What you have to do
Count the lines in the records below that contain the word "frac", and reply with only that number.

(begin)

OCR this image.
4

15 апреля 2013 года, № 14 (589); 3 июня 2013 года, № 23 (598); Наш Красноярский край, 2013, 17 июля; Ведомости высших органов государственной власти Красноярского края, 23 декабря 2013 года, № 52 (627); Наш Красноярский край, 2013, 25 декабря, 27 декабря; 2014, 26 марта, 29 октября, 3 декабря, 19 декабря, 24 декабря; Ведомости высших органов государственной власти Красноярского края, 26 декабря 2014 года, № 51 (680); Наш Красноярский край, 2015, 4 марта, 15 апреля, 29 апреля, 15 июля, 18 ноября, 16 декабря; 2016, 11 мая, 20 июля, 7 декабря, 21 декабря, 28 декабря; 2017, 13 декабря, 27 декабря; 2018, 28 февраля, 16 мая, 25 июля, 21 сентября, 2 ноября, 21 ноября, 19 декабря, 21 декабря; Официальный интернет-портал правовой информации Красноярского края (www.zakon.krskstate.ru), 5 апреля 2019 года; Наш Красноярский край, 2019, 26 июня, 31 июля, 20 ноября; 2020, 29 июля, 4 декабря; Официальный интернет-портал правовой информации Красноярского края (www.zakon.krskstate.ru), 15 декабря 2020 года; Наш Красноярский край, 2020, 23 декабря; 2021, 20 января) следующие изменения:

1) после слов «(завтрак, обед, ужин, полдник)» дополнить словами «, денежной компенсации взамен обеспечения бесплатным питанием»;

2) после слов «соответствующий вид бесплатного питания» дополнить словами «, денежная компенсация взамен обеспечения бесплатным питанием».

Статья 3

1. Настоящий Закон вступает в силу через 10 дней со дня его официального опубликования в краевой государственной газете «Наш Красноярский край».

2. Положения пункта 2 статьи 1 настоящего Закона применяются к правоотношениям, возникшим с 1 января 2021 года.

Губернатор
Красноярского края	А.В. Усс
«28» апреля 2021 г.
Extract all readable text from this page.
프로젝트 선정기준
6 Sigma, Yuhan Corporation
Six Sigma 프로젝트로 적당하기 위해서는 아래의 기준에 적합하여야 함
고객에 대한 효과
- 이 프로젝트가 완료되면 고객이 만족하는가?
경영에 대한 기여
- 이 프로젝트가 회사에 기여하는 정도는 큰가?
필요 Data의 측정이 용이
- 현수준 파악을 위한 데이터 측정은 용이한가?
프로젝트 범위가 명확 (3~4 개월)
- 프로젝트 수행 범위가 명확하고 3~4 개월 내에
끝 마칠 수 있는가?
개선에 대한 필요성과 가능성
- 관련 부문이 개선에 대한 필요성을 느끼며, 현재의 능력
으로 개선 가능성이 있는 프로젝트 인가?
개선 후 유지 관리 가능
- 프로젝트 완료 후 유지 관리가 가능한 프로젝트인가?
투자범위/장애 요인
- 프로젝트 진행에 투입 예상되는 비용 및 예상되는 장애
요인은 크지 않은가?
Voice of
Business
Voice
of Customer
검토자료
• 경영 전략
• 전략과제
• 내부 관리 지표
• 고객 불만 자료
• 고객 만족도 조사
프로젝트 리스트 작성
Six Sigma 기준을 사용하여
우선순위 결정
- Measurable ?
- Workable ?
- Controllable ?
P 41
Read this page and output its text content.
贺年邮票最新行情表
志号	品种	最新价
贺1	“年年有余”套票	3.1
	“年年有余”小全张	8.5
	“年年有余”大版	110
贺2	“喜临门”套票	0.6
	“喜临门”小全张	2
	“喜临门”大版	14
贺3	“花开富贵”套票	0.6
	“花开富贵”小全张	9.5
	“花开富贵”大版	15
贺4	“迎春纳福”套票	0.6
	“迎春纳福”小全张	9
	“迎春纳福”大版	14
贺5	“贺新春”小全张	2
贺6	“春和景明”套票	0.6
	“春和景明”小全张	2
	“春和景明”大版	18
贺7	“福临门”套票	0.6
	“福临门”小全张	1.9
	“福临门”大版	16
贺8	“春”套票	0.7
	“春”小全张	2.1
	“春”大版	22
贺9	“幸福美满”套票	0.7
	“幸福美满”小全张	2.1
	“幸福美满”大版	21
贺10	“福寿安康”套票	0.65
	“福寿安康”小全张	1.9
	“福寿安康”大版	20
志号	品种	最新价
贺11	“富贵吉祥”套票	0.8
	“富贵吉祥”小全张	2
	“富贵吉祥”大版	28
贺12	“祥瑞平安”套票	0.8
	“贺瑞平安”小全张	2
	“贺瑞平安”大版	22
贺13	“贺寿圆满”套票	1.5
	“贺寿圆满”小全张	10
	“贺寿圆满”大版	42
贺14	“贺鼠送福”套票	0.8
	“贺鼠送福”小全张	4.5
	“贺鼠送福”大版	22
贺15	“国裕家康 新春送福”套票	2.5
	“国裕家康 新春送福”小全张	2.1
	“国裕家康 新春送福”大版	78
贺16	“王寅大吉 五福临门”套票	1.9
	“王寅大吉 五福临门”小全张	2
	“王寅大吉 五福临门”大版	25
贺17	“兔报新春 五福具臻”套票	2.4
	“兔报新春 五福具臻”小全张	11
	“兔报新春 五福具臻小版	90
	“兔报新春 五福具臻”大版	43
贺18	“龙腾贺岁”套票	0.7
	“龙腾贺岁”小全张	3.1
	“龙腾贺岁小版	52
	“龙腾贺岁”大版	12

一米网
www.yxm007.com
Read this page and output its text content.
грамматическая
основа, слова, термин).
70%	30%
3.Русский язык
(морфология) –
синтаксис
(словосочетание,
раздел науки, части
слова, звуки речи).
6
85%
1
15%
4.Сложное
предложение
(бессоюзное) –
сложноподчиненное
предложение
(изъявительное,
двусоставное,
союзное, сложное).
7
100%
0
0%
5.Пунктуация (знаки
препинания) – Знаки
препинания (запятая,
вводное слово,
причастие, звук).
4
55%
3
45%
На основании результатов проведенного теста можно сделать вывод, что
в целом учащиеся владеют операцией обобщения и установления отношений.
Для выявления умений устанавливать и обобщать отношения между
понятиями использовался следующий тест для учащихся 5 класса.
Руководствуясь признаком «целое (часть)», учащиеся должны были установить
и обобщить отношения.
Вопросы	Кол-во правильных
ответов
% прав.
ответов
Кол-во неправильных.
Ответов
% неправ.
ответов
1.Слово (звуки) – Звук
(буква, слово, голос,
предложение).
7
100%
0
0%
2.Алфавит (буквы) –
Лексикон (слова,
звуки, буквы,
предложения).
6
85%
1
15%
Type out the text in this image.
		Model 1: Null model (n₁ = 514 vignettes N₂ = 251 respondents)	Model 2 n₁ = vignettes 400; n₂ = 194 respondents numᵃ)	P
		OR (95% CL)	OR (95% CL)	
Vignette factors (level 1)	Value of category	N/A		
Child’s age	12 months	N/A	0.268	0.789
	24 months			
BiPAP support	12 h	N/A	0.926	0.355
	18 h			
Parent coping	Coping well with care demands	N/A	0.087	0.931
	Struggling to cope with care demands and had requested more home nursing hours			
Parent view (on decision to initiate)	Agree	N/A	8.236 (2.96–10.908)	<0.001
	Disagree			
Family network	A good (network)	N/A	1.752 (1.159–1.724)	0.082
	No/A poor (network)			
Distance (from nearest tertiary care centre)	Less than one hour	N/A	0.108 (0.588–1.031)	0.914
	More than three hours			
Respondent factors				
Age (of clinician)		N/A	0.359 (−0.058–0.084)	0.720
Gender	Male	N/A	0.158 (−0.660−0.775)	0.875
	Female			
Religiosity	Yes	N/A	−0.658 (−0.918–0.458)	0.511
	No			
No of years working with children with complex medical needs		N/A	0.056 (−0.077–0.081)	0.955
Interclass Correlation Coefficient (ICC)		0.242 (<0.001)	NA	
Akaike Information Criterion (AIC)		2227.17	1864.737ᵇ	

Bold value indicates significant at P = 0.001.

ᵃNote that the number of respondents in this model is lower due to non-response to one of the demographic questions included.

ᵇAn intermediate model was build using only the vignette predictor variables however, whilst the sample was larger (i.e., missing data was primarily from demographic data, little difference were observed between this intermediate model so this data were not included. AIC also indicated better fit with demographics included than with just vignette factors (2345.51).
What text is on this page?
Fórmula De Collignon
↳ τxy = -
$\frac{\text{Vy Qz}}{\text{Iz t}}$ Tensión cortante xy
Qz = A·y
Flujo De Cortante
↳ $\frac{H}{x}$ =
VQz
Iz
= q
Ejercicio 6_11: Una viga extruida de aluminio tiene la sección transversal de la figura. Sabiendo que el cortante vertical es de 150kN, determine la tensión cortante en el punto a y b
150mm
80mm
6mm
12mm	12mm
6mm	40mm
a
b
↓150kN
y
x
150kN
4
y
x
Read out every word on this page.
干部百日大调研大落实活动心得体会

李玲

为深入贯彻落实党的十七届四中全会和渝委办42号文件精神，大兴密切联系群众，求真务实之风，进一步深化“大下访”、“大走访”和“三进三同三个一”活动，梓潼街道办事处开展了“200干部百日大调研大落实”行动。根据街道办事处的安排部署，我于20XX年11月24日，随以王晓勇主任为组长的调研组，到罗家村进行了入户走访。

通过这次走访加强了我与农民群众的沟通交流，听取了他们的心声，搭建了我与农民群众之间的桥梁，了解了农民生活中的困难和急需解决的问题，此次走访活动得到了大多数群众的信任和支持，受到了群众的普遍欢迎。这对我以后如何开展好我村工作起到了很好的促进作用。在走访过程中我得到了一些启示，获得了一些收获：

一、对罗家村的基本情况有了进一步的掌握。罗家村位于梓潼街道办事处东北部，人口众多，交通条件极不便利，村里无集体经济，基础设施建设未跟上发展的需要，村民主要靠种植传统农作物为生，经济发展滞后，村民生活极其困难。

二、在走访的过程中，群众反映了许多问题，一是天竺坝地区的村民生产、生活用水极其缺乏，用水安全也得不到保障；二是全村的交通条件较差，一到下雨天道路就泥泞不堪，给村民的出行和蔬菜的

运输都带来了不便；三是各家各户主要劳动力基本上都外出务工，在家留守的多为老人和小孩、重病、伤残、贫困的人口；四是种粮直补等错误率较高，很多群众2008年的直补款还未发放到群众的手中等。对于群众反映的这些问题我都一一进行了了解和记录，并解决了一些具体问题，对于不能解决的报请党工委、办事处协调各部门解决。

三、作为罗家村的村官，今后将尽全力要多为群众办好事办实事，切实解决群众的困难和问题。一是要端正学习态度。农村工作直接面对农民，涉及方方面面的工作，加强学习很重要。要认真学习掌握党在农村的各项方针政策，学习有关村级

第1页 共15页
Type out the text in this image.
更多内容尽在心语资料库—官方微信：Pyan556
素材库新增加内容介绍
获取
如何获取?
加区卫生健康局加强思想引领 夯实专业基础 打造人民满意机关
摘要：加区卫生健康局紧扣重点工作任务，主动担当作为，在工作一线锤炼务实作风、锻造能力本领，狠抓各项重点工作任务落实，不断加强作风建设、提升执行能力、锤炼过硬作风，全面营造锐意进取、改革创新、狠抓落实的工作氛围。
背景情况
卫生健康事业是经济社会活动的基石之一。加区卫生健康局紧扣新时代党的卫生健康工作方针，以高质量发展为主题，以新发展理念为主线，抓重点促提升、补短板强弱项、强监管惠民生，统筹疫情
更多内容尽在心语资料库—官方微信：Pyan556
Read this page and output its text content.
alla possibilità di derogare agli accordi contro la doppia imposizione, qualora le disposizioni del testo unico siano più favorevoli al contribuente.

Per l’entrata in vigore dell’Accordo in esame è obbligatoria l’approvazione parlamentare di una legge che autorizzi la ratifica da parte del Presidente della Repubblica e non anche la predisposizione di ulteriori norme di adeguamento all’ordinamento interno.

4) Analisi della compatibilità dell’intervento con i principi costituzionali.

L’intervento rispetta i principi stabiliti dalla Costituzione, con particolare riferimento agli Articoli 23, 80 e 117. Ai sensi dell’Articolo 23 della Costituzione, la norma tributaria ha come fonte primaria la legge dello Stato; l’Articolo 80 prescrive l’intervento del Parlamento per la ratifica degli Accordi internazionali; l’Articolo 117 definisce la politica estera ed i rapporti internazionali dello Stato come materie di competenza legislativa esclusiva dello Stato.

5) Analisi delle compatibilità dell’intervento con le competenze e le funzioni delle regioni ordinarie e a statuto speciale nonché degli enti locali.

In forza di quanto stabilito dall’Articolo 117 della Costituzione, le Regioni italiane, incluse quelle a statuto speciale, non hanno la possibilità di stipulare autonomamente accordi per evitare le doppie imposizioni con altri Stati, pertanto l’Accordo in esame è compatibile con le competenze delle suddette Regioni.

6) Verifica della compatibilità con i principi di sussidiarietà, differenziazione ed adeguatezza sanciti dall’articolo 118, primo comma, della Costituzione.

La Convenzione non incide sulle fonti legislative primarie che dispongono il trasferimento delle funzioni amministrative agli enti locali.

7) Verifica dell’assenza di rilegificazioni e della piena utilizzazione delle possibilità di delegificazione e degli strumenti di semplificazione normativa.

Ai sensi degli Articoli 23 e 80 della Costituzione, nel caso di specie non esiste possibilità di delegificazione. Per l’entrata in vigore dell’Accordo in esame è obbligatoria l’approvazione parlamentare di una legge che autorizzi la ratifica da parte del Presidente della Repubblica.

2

(end)

Output of the exercise
2